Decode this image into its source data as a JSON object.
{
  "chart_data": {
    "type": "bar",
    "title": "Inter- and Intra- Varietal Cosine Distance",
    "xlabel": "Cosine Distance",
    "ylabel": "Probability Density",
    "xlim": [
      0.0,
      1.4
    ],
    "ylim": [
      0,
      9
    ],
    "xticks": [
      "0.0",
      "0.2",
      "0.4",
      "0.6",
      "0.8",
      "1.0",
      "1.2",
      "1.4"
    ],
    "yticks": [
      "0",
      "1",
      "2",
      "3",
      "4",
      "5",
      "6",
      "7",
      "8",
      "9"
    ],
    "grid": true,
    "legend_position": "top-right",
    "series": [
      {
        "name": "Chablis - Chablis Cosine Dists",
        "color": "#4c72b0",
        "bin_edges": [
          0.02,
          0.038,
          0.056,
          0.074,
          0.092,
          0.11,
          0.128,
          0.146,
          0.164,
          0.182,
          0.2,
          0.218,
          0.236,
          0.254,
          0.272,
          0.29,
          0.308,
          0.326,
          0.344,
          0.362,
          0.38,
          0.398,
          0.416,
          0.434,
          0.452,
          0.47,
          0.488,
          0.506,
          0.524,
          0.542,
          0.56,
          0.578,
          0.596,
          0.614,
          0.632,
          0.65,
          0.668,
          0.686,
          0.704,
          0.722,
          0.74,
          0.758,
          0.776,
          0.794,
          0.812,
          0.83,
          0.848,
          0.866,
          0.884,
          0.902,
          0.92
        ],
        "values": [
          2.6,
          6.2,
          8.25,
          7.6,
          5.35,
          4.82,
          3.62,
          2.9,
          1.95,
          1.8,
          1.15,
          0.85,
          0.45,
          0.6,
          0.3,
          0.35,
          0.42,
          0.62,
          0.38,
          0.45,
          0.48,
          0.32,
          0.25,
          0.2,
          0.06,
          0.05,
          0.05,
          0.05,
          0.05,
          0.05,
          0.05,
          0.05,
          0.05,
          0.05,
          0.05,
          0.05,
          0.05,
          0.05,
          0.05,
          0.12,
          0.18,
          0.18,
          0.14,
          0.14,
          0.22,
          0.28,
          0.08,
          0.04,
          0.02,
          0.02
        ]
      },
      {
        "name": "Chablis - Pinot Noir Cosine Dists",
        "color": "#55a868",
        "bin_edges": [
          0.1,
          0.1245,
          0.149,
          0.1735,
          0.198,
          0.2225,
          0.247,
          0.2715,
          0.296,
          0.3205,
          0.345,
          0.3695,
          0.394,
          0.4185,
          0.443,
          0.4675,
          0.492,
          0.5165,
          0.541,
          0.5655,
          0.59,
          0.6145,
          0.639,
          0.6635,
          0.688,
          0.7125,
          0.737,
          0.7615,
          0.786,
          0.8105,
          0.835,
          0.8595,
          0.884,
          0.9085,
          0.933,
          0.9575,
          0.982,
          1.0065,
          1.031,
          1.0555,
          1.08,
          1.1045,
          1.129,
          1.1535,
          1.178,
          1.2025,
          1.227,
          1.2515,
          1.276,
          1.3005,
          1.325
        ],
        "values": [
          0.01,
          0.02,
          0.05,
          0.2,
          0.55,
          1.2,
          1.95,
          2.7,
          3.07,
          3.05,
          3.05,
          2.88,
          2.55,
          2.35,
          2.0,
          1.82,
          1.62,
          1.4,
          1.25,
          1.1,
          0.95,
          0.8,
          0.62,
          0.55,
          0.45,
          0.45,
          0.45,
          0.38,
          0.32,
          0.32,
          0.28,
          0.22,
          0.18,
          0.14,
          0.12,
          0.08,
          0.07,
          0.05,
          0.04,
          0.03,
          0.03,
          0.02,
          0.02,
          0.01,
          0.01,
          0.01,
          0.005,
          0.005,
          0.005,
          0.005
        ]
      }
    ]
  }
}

————

▸ **What to do**
Each record above must be given again exactly.

▸ **Final result**
Decode this image into its source data as a JSON object.
{
  "chart_data": {
    "type": "bar",
    "title": "Inter- and Intra- Varietal Cosine Distance",
    "xlabel": "Cosine Distance",
    "ylabel": "Probability Density",
    "xlim": [
      0.0,
      1.4
    ],
    "ylim": [
      0,
      9
    ],
    "xticks": [
      "0.0",
      "0.2",
      "0.4",
      "0.6",
      "0.8",
      "1.0",
      "1.2",
      "1.4"
    ],
    "yticks": [
      "0",
      "1",
      "2",
      "3",
      "4",
      "5",
      "6",
      "7",
      "8",
      "9"
    ],
    "grid": true,
    "legend_position": "top-right",
    "series": [
      {
        "name": "Chablis - Chablis Cosine Dists",
        "color": "#4c72b0",
        "bin_edges": [
          0.02,
          0.038,
          0.056,
          0.074,
          0.092,
          0.11,
          0.128,
          0.146,
          0.164,
          0.182,
          0.2,
          0.218,
          0.236,
          0.254,
          0.272,
          0.29,
          0.308,
          0.326,
          0.344,
          0.362,
          0.38,
          0.398,
          0.416,
          0.434,
          0.452,
          0.47,
          0.488,
          0.506,
          0.524,
          0.542,
          0.56,
          0.578,
          0.596,
          0.614,
          0.632,
          0.65,
          0.668,
          0.686,
          0.704,
          0.722,
          0.74,
          0.758,
          0.776,
          0.794,
          0.812,
          0.83,
          0.848,
          0.866,
          0.884,
          0.902,
          0.92
        ],
        "values": [
          2.6,
          6.2,
          8.25,
          7.6,
          5.35,
          4.82,
          3.62,
          2.9,
          1.95,
          1.8,
          1.15,
          0.85,
          0.45,
          0.6,
          0.3,
          0.35,
          0.42,
          0.62,
          0.38,
          0.45,
          0.48,
          0.32,
          0.25,
          0.2,
          0.06,
          0.05,
          0.05,
          0.05,
          0.05,
          0.05,
          0.05,
          0.05,
          0.05,
          0.05,
          0.05,
          0.05,
          0.05,
          0.05,
          0.05,
          0.12,
          0.18,
          0.18,
          0.14,
          0.14,
          0.22,
          0.28,
          0.08,
          0.04,
          0.02,
          0.02
        ]
      },
      {
        "name": "Chablis - Pinot Noir Cosine Dists",
        "color": "#55a868",
        "bin_edges": [
          0.1,
          0.1245,
          0.149,
          0.1735,
          0.198,
          0.2225,
          0.247,
          0.2715,
          0.296,
          0.3205,
          0.345,
          0.3695,
          0.394,
          0.4185,
          0.443,
          0.4675,
          0.492,
          0.5165,
          0.541,
          0.5655,
          0.59,
          0.6145,
          0.639,
          0.6635,
          0.688,
          0.7125,
          0.737,
          0.7615,
          0.786,
          0.8105,
          0.835,
          0.8595,
          0.884,
          0.9085,
          0.933,
          0.9575,
          0.982,
          1.0065,
          1.031,
          1.0555,
          1.08,
          1.1045,
          1.129,
          1.1535,
          1.178,
          1.2025,
          1.227,
          1.2515,
          1.276,
          1.3005,
          1.325
        ],
        "values": [
          0.01,
          0.02,
          0.05,
          0.2,
          0.55,
          1.2,
          1.95,
          2.7,
          3.07,
          3.05,
          3.05,
          2.88,
          2.55,
          2.35,
          2.0,
          1.82,
          1.62,
          1.4,
          1.25,
          1.1,
          0.95,
          0.8,
          0.62,
          0.55,
          0.45,
          0.45,
          0.45,
          0.38,
          0.32,
          0.32,
          0.28,
          0.22,
          0.18,
          0.14,
          0.12,
          0.08,
          0.07,
          0.05,
          0.04,
          0.03,
          0.03,
          0.02,
          0.02,
          0.01,
          0.01,
          0.01,
          0.005,
          0.005,
          0.005,
          0.005
        ]
      }
    ]
  }
}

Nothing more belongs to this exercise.